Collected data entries

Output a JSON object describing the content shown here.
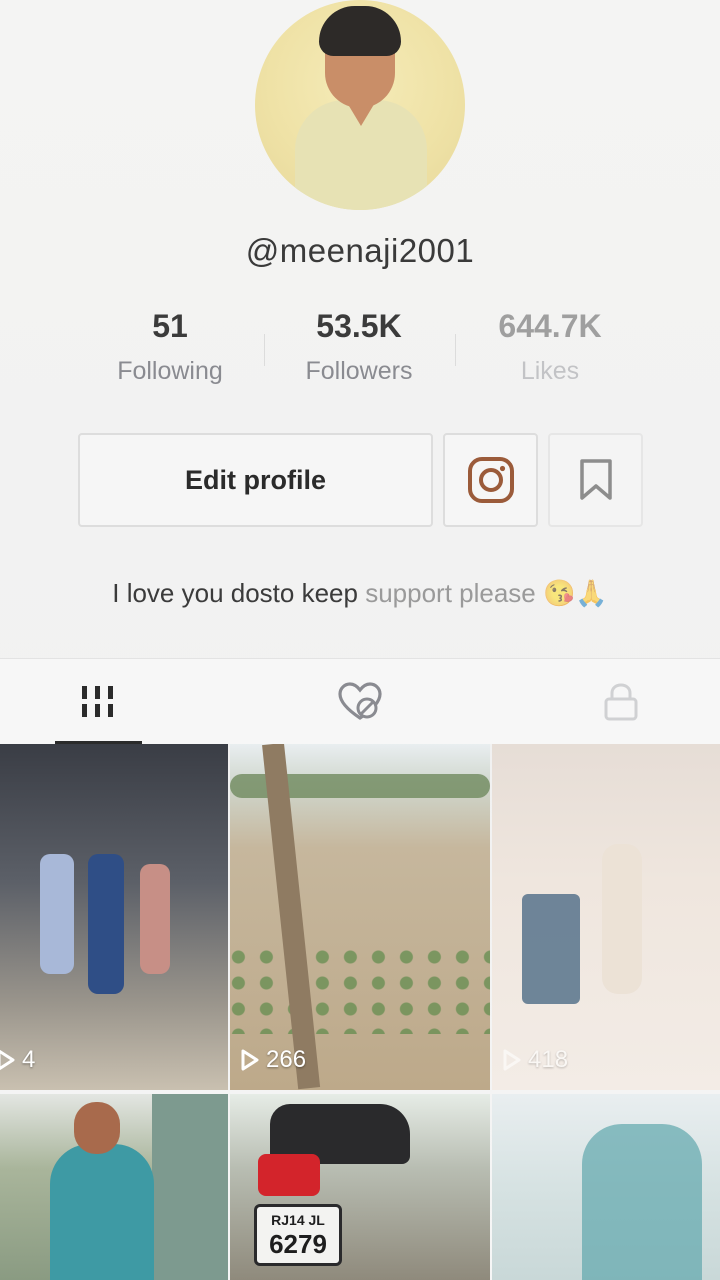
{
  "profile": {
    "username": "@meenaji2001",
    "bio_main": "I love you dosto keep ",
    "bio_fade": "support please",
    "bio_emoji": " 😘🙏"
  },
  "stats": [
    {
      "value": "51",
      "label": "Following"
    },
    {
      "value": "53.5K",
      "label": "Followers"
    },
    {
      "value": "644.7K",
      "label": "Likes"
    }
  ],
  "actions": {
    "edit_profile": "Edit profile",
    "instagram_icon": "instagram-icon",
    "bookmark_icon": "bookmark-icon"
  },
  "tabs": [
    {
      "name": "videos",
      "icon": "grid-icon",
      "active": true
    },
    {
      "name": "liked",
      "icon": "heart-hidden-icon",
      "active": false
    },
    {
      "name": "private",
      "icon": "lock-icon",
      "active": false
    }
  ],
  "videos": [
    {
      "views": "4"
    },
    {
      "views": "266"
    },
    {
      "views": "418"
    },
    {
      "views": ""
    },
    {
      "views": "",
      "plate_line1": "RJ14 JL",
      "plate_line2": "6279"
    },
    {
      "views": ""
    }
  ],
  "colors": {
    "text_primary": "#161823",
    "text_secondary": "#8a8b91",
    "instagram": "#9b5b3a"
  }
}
* * *
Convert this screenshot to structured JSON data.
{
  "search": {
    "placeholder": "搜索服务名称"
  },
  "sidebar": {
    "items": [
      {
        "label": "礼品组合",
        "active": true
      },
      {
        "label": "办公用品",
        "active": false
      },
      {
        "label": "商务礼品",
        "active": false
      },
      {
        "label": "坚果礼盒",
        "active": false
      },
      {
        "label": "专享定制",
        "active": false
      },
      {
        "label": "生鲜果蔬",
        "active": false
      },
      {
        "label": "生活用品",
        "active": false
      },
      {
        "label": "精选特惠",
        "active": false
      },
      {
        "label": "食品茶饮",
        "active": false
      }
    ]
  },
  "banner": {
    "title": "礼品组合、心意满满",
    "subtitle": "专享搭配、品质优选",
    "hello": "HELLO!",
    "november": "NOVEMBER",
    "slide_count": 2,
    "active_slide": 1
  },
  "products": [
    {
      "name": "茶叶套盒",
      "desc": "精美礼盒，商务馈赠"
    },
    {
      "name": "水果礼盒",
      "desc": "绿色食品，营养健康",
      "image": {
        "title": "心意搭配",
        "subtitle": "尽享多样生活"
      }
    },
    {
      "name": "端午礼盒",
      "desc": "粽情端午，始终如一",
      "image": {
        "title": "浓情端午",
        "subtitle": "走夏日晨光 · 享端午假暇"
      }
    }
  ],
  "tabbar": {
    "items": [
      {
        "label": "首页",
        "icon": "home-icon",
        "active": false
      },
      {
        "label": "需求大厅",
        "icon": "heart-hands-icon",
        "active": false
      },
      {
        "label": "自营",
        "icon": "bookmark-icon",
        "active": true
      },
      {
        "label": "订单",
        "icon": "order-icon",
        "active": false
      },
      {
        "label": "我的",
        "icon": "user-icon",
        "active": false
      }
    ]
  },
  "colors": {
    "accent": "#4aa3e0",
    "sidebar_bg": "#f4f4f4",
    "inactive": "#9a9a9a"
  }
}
--
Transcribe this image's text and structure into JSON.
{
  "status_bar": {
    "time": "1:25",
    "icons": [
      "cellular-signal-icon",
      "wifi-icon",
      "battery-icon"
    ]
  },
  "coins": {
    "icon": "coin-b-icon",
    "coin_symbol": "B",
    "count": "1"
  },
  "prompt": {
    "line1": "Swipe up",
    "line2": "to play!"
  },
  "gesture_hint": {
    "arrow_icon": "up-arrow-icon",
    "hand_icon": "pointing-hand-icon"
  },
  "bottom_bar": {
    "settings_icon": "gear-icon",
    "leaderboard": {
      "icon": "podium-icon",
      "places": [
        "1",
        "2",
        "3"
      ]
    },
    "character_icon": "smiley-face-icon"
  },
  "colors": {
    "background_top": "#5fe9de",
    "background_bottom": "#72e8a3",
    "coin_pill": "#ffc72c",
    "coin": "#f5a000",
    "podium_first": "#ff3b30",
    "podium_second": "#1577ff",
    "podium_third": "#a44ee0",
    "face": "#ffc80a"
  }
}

▶ EXERCISE INSTRUCTIONS
Find how many lines in the listing contain the word "face" and give that count alone.

▶ TASK SOLUTION
2